**Your objective:** Lines that hold the word "JSON" should be located and copied.
[start Records shown]
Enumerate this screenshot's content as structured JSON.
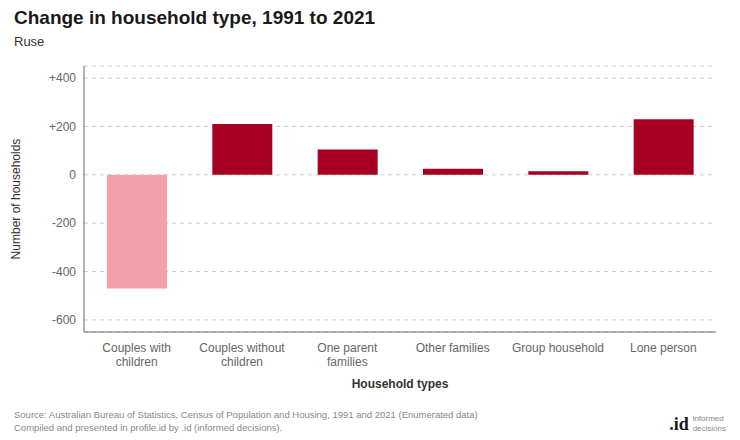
{
  "chart_data": {
    "type": "bar",
    "title": "Change in household type, 1991 to 2021",
    "subtitle": "Ruse",
    "xlabel": "Household types",
    "ylabel": "Number of households",
    "categories": [
      "Couples with\nchildren",
      "Couples without\nchildren",
      "One parent\nfamilies",
      "Other families",
      "Group household",
      "Lone person"
    ],
    "values": [
      -470,
      210,
      105,
      25,
      15,
      230
    ],
    "colors": [
      "#f4a0a8",
      "#a50021",
      "#a50021",
      "#a50021",
      "#a50021",
      "#a50021"
    ],
    "ylim": [
      -650,
      450
    ],
    "yticks": [
      -600,
      -400,
      -200,
      0,
      {
        "value": 200,
        "label": "+200"
      },
      {
        "value": 400,
        "label": "+400"
      }
    ],
    "grid": true,
    "annotations": [
      "Source: Australian Bureau of Statistics, Census of Population and Housing, 1991 and 2021 (Enumerated data)\nCompiled and presented in profile.id by .id (informed decisions).",
      ".id",
      "informed\ndecisions"
    ]
  }
}
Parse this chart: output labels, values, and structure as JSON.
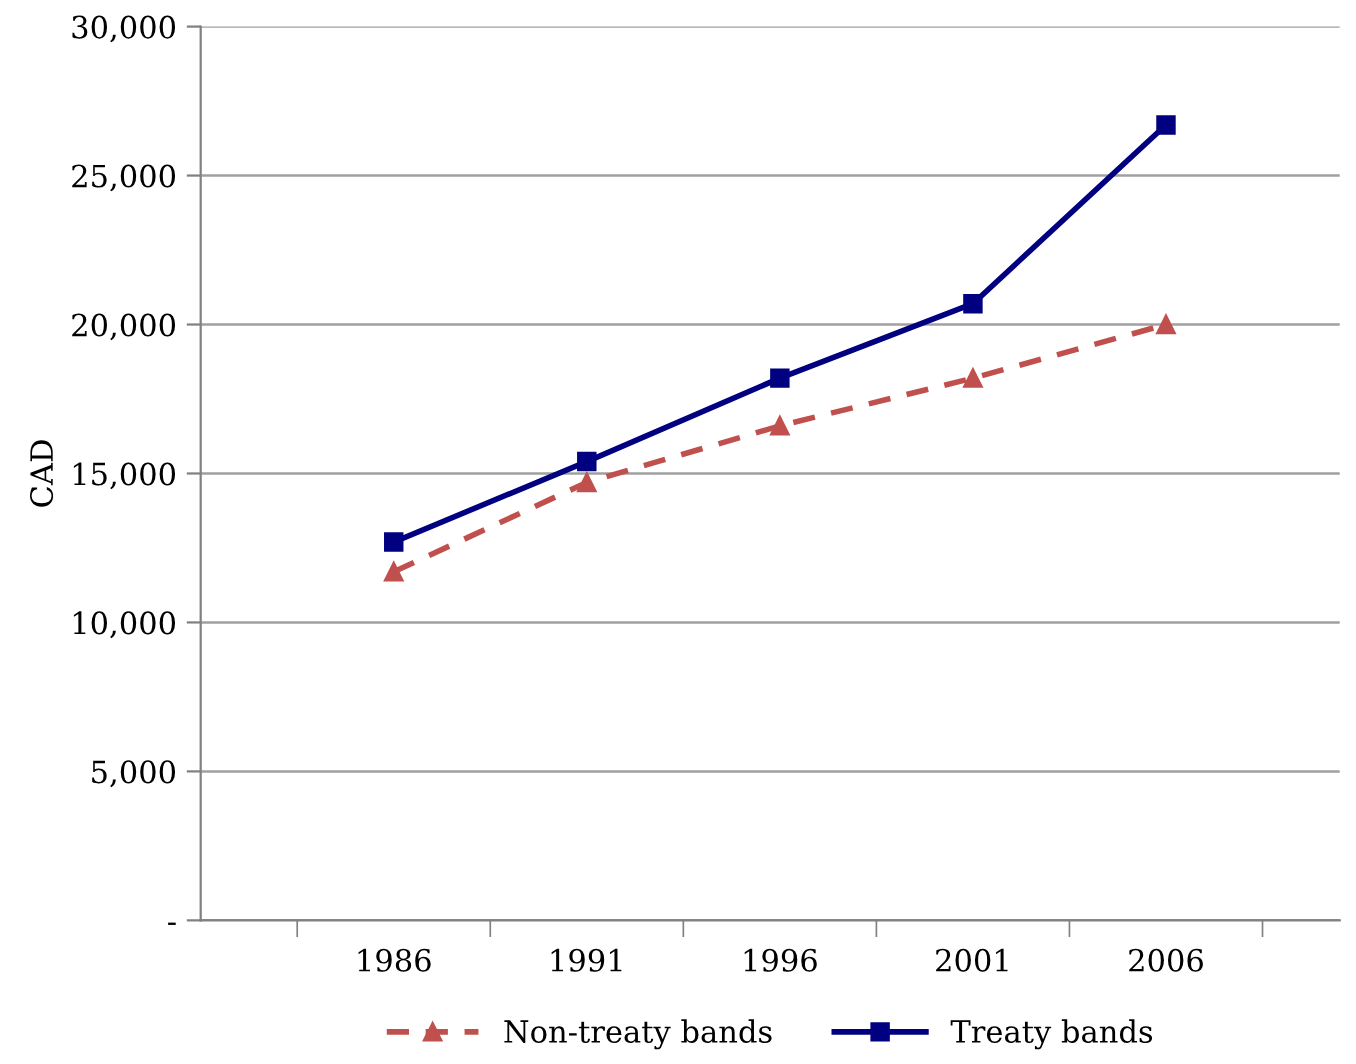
{
  "chart_data": {
    "type": "line",
    "ylabel": "CAD",
    "categories": [
      "1986",
      "1991",
      "1996",
      "2001",
      "2006"
    ],
    "series": [
      {
        "name": "Non-treaty bands",
        "color": "#c0504d",
        "values": [
          11700,
          14700,
          16600,
          18200,
          20000
        ],
        "marker": "triangle",
        "line_style": "dashed"
      },
      {
        "name": "Treaty bands",
        "color": "#000080",
        "values": [
          12700,
          15400,
          18200,
          20700,
          26700
        ],
        "marker": "square",
        "line_style": "solid"
      }
    ],
    "ylim": [
      0,
      30000
    ],
    "yticks": [
      {
        "value": 0,
        "label": "-"
      },
      {
        "value": 5000,
        "label": "5,000"
      },
      {
        "value": 10000,
        "label": "10,000"
      },
      {
        "value": 15000,
        "label": "15,000"
      },
      {
        "value": 20000,
        "label": "20,000"
      },
      {
        "value": 25000,
        "label": "25,000"
      },
      {
        "value": 30000,
        "label": "30,000"
      }
    ],
    "grid": "y",
    "legend": "bottom"
  }
}
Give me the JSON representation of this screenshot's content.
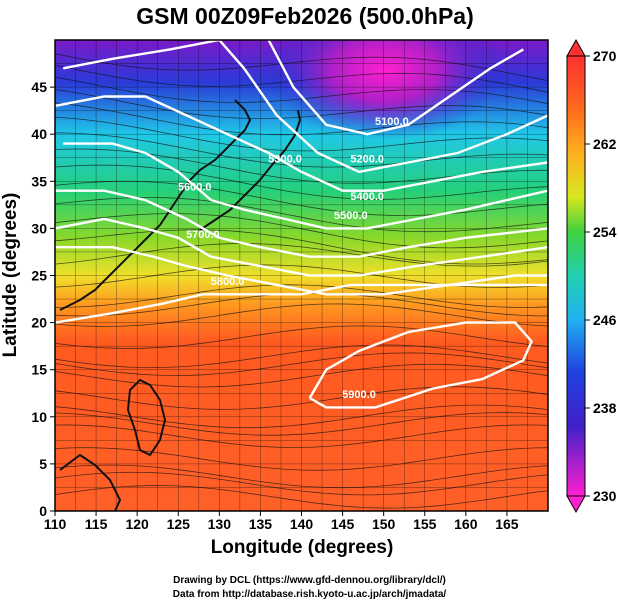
{
  "chart_data": {
    "type": "map",
    "title": "GSM 00Z09Feb2026 (500.0hPa)",
    "xlabel": "Longitude (degrees)",
    "ylabel": "Latitude  (degrees)",
    "xlim": [
      110,
      170
    ],
    "ylim": [
      0,
      50
    ],
    "x_ticks": [
      "110",
      "115",
      "120",
      "125",
      "130",
      "135",
      "140",
      "145",
      "150",
      "155",
      "160",
      "165"
    ],
    "y_ticks": [
      "0",
      "5",
      "10",
      "15",
      "20",
      "25",
      "30",
      "35",
      "40",
      "45"
    ],
    "colorbar": {
      "min": 230,
      "max": 270,
      "labels": [
        "270",
        "262",
        "254",
        "246",
        "238",
        "230"
      ],
      "colors": [
        "#ff3030",
        "#ff6a1e",
        "#ffb020",
        "#f2e820",
        "#9ee020",
        "#2ed040",
        "#20d0a0",
        "#20c8e8",
        "#2080f0",
        "#2030d0",
        "#7020c0",
        "#d020c0",
        "#ff20d0"
      ]
    },
    "fields": {
      "shaded": "temperature (K)",
      "contours": "geopotential height (m)",
      "vectors": "wind streamlines"
    },
    "contour_labels": [
      {
        "text": "5100.0",
        "lon": 151,
        "lat": 41
      },
      {
        "text": "5200.0",
        "lon": 148,
        "lat": 37
      },
      {
        "text": "5400.0",
        "lon": 148,
        "lat": 33
      },
      {
        "text": "5500.0",
        "lon": 146,
        "lat": 31
      },
      {
        "text": "5300.0",
        "lon": 138,
        "lat": 37
      },
      {
        "text": "5600.0",
        "lon": 127,
        "lat": 34
      },
      {
        "text": "5700.0",
        "lon": 128,
        "lat": 29
      },
      {
        "text": "5800.0",
        "lon": 131,
        "lat": 24
      },
      {
        "text": "5900.0",
        "lon": 147,
        "lat": 12
      }
    ],
    "contours": [
      {
        "value": 5100,
        "points": [
          [
            136,
            50
          ],
          [
            139,
            45
          ],
          [
            143,
            41
          ],
          [
            148,
            40
          ],
          [
            153,
            41
          ],
          [
            158,
            44
          ],
          [
            163,
            47
          ],
          [
            167,
            49
          ]
        ]
      },
      {
        "value": 5200,
        "points": [
          [
            111,
            47
          ],
          [
            117,
            48
          ],
          [
            124,
            49
          ],
          [
            130,
            50
          ],
          [
            133,
            47
          ],
          [
            137,
            42
          ],
          [
            142,
            38
          ],
          [
            147,
            36
          ],
          [
            153,
            37
          ],
          [
            159,
            38
          ],
          [
            165,
            40
          ],
          [
            170,
            42
          ]
        ]
      },
      {
        "value": 5300,
        "points": [
          [
            110,
            43
          ],
          [
            116,
            44
          ],
          [
            121,
            44
          ],
          [
            126,
            42
          ],
          [
            131,
            40
          ],
          [
            136,
            38
          ],
          [
            140,
            36
          ],
          [
            145,
            34
          ],
          [
            150,
            34
          ],
          [
            156,
            35
          ],
          [
            162,
            36
          ],
          [
            170,
            37
          ]
        ]
      },
      {
        "value": 5400,
        "points": [
          [
            111,
            39
          ],
          [
            117,
            39
          ],
          [
            121,
            38
          ],
          [
            125,
            36
          ],
          [
            129,
            33
          ],
          [
            133,
            32
          ],
          [
            138,
            31
          ],
          [
            143,
            30
          ],
          [
            148,
            30
          ],
          [
            154,
            31
          ],
          [
            160,
            32
          ],
          [
            170,
            34
          ]
        ]
      },
      {
        "value": 5500,
        "points": [
          [
            110,
            34
          ],
          [
            116,
            34
          ],
          [
            121,
            33
          ],
          [
            126,
            31
          ],
          [
            130,
            29
          ],
          [
            135,
            28
          ],
          [
            141,
            27
          ],
          [
            147,
            27
          ],
          [
            153,
            28
          ],
          [
            160,
            29
          ],
          [
            170,
            30
          ]
        ]
      },
      {
        "value": 5600,
        "points": [
          [
            110,
            30
          ],
          [
            116,
            31
          ],
          [
            121,
            30
          ],
          [
            125,
            29
          ],
          [
            129,
            27
          ],
          [
            135,
            26
          ],
          [
            141,
            25
          ],
          [
            147,
            25
          ],
          [
            154,
            26
          ],
          [
            162,
            27
          ],
          [
            170,
            28
          ]
        ]
      },
      {
        "value": 5700,
        "points": [
          [
            110,
            28
          ],
          [
            117,
            28
          ],
          [
            122,
            27
          ],
          [
            126,
            26
          ],
          [
            131,
            25
          ],
          [
            137,
            24
          ],
          [
            143,
            23
          ],
          [
            150,
            23
          ],
          [
            158,
            24
          ],
          [
            166,
            25
          ],
          [
            170,
            25
          ]
        ]
      },
      {
        "value": 5800,
        "points": [
          [
            110,
            20
          ],
          [
            117,
            21
          ],
          [
            123,
            22
          ],
          [
            128,
            23
          ],
          [
            134,
            23
          ],
          [
            140,
            23
          ],
          [
            146,
            24
          ],
          [
            153,
            24
          ],
          [
            160,
            24
          ],
          [
            170,
            24
          ]
        ]
      },
      {
        "value": 5900,
        "points": [
          [
            141,
            12
          ],
          [
            143,
            15
          ],
          [
            147,
            17
          ],
          [
            153,
            19
          ],
          [
            160,
            20
          ],
          [
            166,
            20
          ],
          [
            168,
            18
          ],
          [
            167,
            16
          ],
          [
            162,
            14
          ],
          [
            156,
            13
          ],
          [
            149,
            11
          ],
          [
            143,
            11
          ],
          [
            141,
            12
          ]
        ]
      }
    ]
  }
}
[end Records shown]
**Answer for the task:**
Enumerate this screenshot's content as structured JSON.
Parse this chart: output labels, values, and structure as JSON.
Give me the JSON representation of this screenshot's content.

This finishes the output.